Supplied data →
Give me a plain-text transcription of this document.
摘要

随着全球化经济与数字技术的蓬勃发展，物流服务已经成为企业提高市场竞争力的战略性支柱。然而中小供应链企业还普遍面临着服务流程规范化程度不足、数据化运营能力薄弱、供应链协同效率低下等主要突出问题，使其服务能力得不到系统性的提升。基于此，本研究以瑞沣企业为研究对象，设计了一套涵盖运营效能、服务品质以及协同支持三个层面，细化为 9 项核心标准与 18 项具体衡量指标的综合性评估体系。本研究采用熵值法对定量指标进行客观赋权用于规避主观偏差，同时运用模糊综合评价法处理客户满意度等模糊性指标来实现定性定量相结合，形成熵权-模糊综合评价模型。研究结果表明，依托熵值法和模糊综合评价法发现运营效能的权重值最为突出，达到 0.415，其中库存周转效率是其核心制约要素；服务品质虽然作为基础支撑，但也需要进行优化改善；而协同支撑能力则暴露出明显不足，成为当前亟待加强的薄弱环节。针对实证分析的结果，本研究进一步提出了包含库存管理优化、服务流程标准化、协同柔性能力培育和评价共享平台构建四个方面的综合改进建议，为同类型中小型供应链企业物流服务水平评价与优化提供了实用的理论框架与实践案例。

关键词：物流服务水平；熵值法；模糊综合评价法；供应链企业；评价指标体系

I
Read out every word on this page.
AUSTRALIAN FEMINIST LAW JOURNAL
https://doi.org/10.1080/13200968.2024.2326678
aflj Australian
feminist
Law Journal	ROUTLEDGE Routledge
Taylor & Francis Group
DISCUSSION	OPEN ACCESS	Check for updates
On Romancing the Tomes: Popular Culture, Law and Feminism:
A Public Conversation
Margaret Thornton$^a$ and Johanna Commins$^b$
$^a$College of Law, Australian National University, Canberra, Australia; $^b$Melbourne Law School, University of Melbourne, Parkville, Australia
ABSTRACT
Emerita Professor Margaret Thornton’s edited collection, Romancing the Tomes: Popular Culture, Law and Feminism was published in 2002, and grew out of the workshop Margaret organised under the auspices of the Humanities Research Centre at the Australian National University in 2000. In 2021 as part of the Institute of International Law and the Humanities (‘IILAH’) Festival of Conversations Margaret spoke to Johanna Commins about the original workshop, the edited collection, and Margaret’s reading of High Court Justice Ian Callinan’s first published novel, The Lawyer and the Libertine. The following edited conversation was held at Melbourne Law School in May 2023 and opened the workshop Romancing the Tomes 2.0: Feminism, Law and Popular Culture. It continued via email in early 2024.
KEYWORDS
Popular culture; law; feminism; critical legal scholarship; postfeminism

What is being asked → Print the records once more, exactly as they were given.

Exercise answer →
Give me a plain-text transcription of this document.
摘要

随着全球化经济与数字技术的蓬勃发展，物流服务已经成为企业提高市场竞争力的战略性支柱。然而中小供应链企业还普遍面临着服务流程规范化程度不足、数据化运营能力薄弱、供应链协同效率低下等主要突出问题，使其服务能力得不到系统性的提升。基于此，本研究以瑞沣企业为研究对象，设计了一套涵盖运营效能、服务品质以及协同支持三个层面，细化为 9 项核心标准与 18 项具体衡量指标的综合性评估体系。本研究采用熵值法对定量指标进行客观赋权用于规避主观偏差，同时运用模糊综合评价法处理客户满意度等模糊性指标来实现定性定量相结合，形成熵权-模糊综合评价模型。研究结果表明，依托熵值法和模糊综合评价法发现运营效能的权重值最为突出，达到 0.415，其中库存周转效率是其核心制约要素；服务品质虽然作为基础支撑，但也需要进行优化改善；而协同支撑能力则暴露出明显不足，成为当前亟待加强的薄弱环节。针对实证分析的结果，本研究进一步提出了包含库存管理优化、服务流程标准化、协同柔性能力培育和评价共享平台构建四个方面的综合改进建议，为同类型中小型供应链企业物流服务水平评价与优化提供了实用的理论框架与实践案例。

关键词：物流服务水平；熵值法；模糊综合评价法；供应链企业；评价指标体系

I
Read out every word on this page.
AUSTRALIAN FEMINIST LAW JOURNAL
https://doi.org/10.1080/13200968.2024.2326678
aflj Australian
feminist
Law Journal	ROUTLEDGE Routledge
Taylor & Francis Group
DISCUSSION	OPEN ACCESS	Check for updates
On Romancing the Tomes: Popular Culture, Law and Feminism:
A Public Conversation
Margaret Thornton$^a$ and Johanna Commins$^b$
$^a$College of Law, Australian National University, Canberra, Australia; $^b$Melbourne Law School, University of Melbourne, Parkville, Australia
ABSTRACT
Emerita Professor Margaret Thornton’s edited collection, Romancing the Tomes: Popular Culture, Law and Feminism was published in 2002, and grew out of the workshop Margaret organised under the auspices of the Humanities Research Centre at the Australian National University in 2000. In 2021 as part of the Institute of International Law and the Humanities (‘IILAH’) Festival of Conversations Margaret spoke to Johanna Commins about the original workshop, the edited collection, and Margaret’s reading of High Court Justice Ian Callinan’s first published novel, The Lawyer and the Libertine. The following edited conversation was held at Melbourne Law School in May 2023 and opened the workshop Romancing the Tomes 2.0: Feminism, Law and Popular Culture. It continued via email in early 2024.
KEYWORDS
Popular culture; law; feminism; critical legal scholarship; postfeminism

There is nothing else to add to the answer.